start Records supplied
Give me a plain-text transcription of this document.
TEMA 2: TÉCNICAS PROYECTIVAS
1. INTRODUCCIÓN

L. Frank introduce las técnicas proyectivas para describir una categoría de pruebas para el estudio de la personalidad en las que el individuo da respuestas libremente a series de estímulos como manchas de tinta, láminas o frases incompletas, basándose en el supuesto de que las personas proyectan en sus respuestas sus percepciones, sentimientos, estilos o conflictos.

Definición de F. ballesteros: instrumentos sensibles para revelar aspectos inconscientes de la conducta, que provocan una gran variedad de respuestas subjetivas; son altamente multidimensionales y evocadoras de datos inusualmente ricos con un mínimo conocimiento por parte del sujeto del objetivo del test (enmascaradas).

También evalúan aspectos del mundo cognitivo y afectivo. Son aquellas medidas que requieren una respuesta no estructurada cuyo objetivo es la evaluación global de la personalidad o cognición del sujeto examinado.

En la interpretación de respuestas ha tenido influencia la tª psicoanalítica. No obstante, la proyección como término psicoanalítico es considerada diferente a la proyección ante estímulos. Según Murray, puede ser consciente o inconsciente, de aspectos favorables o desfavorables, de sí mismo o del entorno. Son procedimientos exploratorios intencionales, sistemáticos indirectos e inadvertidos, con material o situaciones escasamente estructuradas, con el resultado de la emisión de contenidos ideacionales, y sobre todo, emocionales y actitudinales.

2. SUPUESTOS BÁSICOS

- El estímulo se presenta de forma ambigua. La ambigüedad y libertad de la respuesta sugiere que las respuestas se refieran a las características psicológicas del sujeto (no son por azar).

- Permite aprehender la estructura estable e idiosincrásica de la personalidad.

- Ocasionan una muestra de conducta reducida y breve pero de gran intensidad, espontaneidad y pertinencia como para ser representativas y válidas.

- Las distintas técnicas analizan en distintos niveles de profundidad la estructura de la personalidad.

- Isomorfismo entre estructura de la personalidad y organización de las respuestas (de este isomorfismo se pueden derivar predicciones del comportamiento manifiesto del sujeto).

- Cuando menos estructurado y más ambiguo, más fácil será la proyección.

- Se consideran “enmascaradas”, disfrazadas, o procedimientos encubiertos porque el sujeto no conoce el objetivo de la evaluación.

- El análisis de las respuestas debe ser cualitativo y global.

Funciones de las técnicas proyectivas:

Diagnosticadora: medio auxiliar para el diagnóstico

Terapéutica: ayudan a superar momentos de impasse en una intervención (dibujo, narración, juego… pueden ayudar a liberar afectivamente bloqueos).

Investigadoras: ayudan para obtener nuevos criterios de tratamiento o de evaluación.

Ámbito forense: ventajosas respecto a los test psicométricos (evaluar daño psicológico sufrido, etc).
end Records supplied
_Instructions to follow_
Reproduce all of the material above word for word.

_Expected answer_
Give me a plain-text transcription of this document.
TEMA 2: TÉCNICAS PROYECTIVAS
1. INTRODUCCIÓN

L. Frank introduce las técnicas proyectivas para describir una categoría de pruebas para el estudio de la personalidad en las que el individuo da respuestas libremente a series de estímulos como manchas de tinta, láminas o frases incompletas, basándose en el supuesto de que las personas proyectan en sus respuestas sus percepciones, sentimientos, estilos o conflictos.

Definición de F. ballesteros: instrumentos sensibles para revelar aspectos inconscientes de la conducta, que provocan una gran variedad de respuestas subjetivas; son altamente multidimensionales y evocadoras de datos inusualmente ricos con un mínimo conocimiento por parte del sujeto del objetivo del test (enmascaradas).

También evalúan aspectos del mundo cognitivo y afectivo. Son aquellas medidas que requieren una respuesta no estructurada cuyo objetivo es la evaluación global de la personalidad o cognición del sujeto examinado.

En la interpretación de respuestas ha tenido influencia la tª psicoanalítica. No obstante, la proyección como término psicoanalítico es considerada diferente a la proyección ante estímulos. Según Murray, puede ser consciente o inconsciente, de aspectos favorables o desfavorables, de sí mismo o del entorno. Son procedimientos exploratorios intencionales, sistemáticos indirectos e inadvertidos, con material o situaciones escasamente estructuradas, con el resultado de la emisión de contenidos ideacionales, y sobre todo, emocionales y actitudinales.

2. SUPUESTOS BÁSICOS

- El estímulo se presenta de forma ambigua. La ambigüedad y libertad de la respuesta sugiere que las respuestas se refieran a las características psicológicas del sujeto (no son por azar).

- Permite aprehender la estructura estable e idiosincrásica de la personalidad.

- Ocasionan una muestra de conducta reducida y breve pero de gran intensidad, espontaneidad y pertinencia como para ser representativas y válidas.

- Las distintas técnicas analizan en distintos niveles de profundidad la estructura de la personalidad.

- Isomorfismo entre estructura de la personalidad y organización de las respuestas (de este isomorfismo se pueden derivar predicciones del comportamiento manifiesto del sujeto).

- Cuando menos estructurado y más ambiguo, más fácil será la proyección.

- Se consideran “enmascaradas”, disfrazadas, o procedimientos encubiertos porque el sujeto no conoce el objetivo de la evaluación.

- El análisis de las respuestas debe ser cualitativo y global.

Funciones de las técnicas proyectivas:

Diagnosticadora: medio auxiliar para el diagnóstico

Terapéutica: ayudan a superar momentos de impasse en una intervención (dibujo, narración, juego… pueden ayudar a liberar afectivamente bloqueos).

Investigadoras: ayudan para obtener nuevos criterios de tratamiento o de evaluación.

Ámbito forense: ventajosas respecto a los test psicométricos (evaluar daño psicológico sufrido, etc).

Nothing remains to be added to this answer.